Complete the following:
**A.** Reproduce the blog post word for word, beginning at "Archive for January, 2013" and stopping after "a continuous loop.".
**B.** According to the blog post, what river did the participants row up during the event near Pavia?

Text provided:
□ □ □ □ □

Archive for January, 2013
Update from the innards of the hapless marine creatures who keep us alive.
You may recall my heartfelt ode to the fish inside the fish which will never see daylight again (either one of them). Evidently this ode is going to have to be put on a continuous loop.
Lino was cleaning some hyper-fresh seppie not long ago, and I heard the clarion call from the kitchen: “Hey, look at this.”
One seppia’s last hors d’oeuvre was a minuscule sole.
Then there was the day we bought a batch of moli, as they’re called here, otherwise known as blue whiting, or Melu’ or Micromesistius poutassou.
They’d been having a real feed, wherever they’d just been.
I suppose I’ll have to stop this now. It’s no news that smaller fish are eaten by bigger fish. It’s just that… I don’t know. Maybe it’s because they’re swallowed whole. But then again, would I expect them to be ground to paste and spread on crackers?
Because man does not live by Venice alone — or we don’t, anyway — we occasionally go abroad (anywhere beyond the bridge) to vary our boating and socializing diet.
Last weekend we went to Pavia, an exceptionally fine town not far from Milan, where we have been many times on other boating occasions in the summer. The object was to eat, drink, and row in an event organized by the Club Vogatori Pavesi. They call this little diversion the “Giorni della Merla,” in recognition of the fact that it is held during the frigid last few days of January which are often called “the days of the (female) blackbird.”
Considering what madness was involved, they might just as well have called it the days of the cuckoo. If someone asked which you’d rather do: Row ten kilometers (six miles) up the Ticino River, against the current, in subzero weather, in the fog, in a boat weighing two tons (tempting, I know), OR: Drop and do 14,982 pushups without stopping, which would you pick? Because we did (A) and every muscle in my upper arms is convinced that I did (B).

□ □ □ □ □

Data extract:
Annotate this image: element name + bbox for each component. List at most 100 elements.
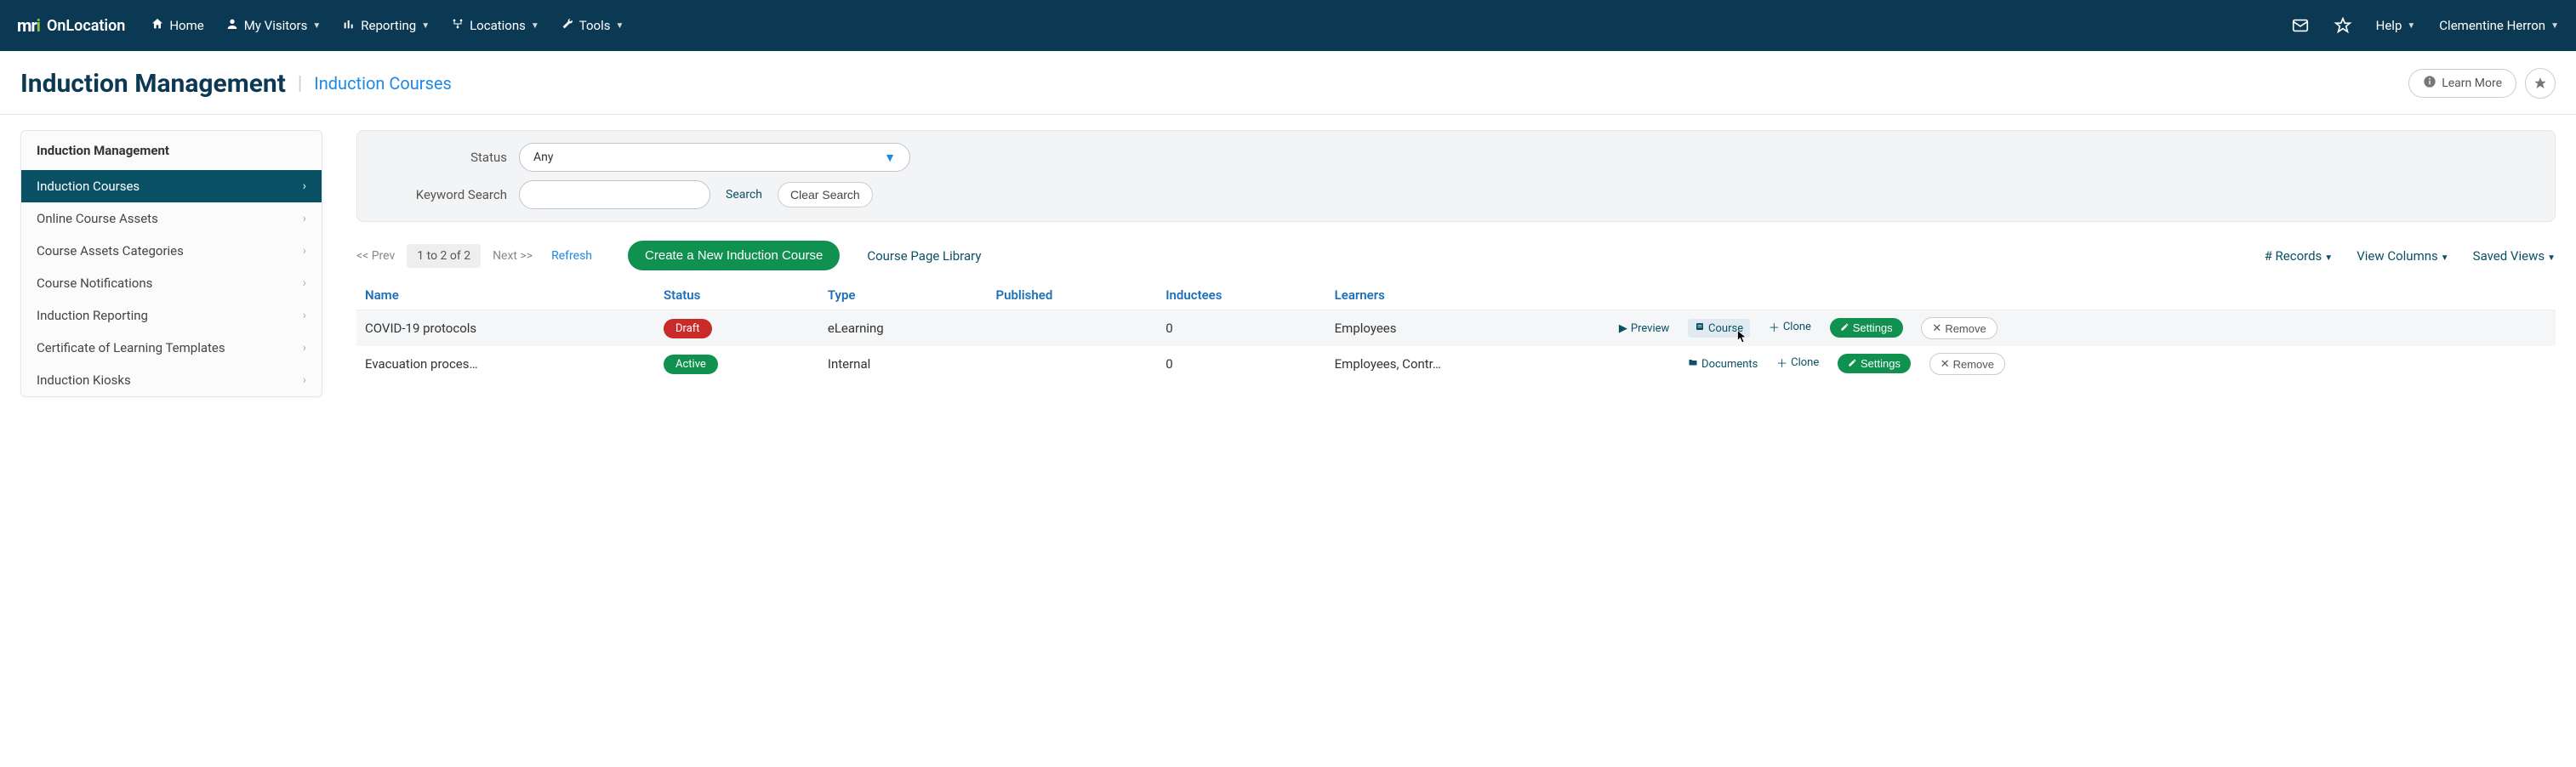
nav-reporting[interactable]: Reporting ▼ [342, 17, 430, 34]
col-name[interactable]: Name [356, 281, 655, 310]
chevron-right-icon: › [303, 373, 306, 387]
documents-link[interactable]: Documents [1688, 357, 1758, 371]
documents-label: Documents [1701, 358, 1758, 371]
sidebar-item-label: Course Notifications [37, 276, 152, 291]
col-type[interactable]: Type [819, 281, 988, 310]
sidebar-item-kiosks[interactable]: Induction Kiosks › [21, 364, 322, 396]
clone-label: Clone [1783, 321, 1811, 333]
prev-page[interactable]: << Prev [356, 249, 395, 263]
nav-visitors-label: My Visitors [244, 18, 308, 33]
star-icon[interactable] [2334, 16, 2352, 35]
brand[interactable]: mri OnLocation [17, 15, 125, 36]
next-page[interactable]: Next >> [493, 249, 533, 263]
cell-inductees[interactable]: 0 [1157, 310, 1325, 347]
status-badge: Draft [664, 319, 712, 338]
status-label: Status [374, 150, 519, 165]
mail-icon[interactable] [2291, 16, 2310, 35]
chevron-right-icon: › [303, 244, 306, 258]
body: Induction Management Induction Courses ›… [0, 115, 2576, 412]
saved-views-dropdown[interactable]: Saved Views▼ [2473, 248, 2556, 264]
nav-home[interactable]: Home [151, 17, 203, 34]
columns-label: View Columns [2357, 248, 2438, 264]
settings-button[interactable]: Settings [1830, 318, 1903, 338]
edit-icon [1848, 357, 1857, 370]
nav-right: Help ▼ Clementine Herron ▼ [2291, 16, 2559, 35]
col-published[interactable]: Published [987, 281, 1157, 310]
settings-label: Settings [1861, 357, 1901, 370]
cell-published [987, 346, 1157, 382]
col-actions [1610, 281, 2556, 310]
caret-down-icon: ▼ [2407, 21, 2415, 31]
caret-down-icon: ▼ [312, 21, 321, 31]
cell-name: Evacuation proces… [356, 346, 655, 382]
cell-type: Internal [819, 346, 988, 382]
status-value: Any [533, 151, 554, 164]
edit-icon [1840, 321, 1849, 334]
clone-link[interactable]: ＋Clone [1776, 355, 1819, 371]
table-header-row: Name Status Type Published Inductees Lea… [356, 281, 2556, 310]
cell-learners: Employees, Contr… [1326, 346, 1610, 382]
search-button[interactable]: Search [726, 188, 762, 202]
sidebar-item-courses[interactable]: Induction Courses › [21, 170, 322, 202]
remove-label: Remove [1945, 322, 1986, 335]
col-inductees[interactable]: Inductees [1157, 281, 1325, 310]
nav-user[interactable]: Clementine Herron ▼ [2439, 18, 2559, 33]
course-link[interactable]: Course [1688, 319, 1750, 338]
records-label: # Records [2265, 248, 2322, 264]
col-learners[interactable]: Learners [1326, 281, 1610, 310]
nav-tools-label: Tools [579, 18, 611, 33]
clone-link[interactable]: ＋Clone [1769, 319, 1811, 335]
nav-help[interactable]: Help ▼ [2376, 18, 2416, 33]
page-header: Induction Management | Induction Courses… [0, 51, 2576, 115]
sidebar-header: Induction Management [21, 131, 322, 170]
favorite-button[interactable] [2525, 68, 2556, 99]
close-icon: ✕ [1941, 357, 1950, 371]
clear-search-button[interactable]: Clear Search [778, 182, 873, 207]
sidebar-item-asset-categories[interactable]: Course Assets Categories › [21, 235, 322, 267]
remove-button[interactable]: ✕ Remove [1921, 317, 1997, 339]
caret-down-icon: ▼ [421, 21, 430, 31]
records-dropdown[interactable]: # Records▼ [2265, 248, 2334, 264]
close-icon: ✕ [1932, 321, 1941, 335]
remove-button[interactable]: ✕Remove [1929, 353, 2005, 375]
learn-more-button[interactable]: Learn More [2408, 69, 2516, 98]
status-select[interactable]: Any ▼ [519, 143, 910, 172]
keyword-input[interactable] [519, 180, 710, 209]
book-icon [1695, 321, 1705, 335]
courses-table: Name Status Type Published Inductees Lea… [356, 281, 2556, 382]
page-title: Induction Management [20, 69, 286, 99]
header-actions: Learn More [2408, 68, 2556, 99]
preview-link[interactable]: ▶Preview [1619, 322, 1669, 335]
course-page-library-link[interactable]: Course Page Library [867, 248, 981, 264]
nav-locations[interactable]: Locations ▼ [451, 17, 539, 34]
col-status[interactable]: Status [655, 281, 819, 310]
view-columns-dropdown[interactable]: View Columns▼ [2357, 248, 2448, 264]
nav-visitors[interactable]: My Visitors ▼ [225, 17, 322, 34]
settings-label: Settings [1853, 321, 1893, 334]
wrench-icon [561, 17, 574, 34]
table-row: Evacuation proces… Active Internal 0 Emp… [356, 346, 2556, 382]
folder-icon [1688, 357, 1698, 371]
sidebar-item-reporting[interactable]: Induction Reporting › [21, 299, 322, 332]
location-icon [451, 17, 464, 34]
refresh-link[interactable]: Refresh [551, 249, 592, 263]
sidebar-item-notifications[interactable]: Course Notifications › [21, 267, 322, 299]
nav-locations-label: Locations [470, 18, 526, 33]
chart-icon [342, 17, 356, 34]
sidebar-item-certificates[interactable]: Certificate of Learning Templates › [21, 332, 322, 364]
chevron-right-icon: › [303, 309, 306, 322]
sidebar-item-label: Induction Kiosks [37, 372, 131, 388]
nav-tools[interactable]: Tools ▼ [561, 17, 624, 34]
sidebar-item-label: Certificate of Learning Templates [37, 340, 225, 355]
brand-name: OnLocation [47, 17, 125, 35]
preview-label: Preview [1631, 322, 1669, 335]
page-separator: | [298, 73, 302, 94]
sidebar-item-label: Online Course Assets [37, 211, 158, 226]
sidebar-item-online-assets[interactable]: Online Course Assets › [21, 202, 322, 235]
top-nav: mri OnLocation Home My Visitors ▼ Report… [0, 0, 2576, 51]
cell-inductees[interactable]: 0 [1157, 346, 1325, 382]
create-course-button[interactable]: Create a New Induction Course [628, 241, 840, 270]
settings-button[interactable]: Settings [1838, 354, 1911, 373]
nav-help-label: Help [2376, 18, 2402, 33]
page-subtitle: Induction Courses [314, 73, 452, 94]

□ □ □ □ □

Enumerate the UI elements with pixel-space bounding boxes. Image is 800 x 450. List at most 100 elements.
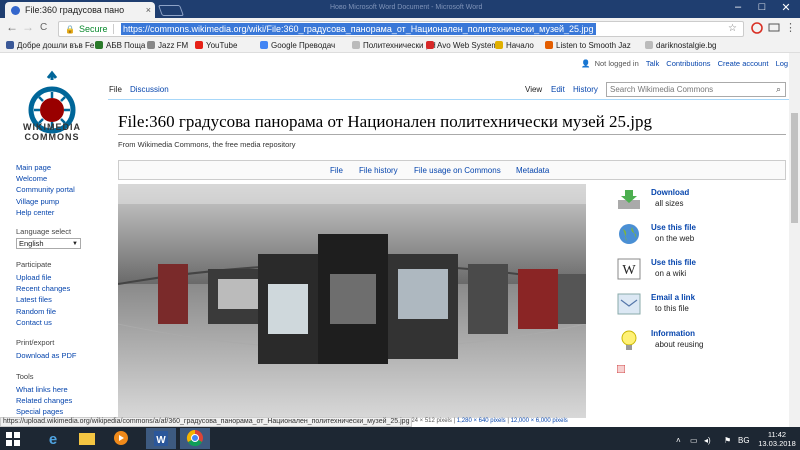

□ □ □ □ □

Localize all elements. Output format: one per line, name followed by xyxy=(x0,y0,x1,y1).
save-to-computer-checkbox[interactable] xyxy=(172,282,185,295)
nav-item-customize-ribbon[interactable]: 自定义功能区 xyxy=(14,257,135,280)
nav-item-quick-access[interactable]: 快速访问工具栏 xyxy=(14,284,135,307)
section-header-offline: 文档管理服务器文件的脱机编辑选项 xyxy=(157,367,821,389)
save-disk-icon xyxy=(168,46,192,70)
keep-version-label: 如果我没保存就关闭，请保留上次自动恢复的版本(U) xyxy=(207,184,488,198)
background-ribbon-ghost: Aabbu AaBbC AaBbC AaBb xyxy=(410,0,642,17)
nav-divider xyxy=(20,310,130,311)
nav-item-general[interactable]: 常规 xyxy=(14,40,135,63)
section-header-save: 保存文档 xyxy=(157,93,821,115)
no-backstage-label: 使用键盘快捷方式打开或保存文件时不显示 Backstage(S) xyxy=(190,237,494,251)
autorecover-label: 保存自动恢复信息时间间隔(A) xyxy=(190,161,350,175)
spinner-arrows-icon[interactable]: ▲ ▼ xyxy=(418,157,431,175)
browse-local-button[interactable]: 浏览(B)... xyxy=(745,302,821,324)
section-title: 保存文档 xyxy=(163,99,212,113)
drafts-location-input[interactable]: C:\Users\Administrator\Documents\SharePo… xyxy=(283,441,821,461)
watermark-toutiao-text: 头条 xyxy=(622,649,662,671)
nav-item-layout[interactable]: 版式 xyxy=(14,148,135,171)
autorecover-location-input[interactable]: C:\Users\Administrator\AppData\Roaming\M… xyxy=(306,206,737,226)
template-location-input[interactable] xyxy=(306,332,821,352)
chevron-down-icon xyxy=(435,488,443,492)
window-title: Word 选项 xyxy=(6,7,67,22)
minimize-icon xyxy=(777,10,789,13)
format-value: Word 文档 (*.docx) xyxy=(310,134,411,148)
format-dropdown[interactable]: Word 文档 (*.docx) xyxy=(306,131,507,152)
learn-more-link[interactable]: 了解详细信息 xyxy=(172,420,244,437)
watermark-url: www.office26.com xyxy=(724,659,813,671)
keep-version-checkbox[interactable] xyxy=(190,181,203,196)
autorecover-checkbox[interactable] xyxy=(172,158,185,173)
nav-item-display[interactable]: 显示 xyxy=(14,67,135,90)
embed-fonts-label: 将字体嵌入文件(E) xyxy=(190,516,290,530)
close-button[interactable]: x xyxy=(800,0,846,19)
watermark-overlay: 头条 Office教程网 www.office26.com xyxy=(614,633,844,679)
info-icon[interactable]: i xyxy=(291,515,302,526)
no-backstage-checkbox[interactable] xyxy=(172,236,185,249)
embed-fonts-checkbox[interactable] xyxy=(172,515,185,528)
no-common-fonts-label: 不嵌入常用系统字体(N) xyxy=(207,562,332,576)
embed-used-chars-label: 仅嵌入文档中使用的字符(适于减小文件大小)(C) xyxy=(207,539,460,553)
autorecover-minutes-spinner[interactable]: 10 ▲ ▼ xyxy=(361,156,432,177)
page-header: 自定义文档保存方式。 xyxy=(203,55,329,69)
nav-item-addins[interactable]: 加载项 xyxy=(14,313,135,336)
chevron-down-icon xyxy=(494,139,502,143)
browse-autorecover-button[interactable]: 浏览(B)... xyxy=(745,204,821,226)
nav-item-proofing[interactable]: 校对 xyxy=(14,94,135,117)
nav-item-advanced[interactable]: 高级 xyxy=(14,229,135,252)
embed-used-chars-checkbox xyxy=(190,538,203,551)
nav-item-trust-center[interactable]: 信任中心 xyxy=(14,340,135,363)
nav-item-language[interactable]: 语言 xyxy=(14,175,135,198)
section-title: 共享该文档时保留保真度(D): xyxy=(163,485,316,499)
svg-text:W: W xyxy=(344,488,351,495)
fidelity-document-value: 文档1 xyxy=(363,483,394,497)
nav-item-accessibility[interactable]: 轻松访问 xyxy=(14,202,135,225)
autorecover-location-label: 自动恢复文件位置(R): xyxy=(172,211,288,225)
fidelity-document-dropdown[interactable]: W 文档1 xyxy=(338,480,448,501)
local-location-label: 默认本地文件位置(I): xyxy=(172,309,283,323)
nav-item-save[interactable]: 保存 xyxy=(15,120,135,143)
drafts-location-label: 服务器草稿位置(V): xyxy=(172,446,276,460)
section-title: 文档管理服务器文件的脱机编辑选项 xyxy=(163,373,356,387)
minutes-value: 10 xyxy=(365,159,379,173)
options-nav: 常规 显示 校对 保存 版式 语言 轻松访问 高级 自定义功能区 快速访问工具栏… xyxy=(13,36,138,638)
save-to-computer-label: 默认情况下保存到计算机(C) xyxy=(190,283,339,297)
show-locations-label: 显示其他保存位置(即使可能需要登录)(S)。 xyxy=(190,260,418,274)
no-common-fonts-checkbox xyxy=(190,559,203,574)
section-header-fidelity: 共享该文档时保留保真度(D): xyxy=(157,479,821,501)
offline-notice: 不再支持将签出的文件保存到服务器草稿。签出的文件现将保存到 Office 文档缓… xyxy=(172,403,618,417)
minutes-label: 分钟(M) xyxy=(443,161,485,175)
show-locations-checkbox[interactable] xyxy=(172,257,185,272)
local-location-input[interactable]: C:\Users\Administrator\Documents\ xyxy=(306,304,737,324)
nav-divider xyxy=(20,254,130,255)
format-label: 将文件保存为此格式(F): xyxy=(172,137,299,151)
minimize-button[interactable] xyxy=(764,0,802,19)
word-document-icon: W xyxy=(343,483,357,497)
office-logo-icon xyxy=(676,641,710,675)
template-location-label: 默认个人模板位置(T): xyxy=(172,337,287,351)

□ □ □ □ □

Task-by-task answers:
**A.**
Archive for January, 2013
Update from the innards of the hapless marine creatures who keep us alive.
You may recall my heartfelt ode to the fish inside the fish which will never see daylight again (either one of them). Evidently this ode is going to have to be put on a continuous loop.

**B.** The Ticino River.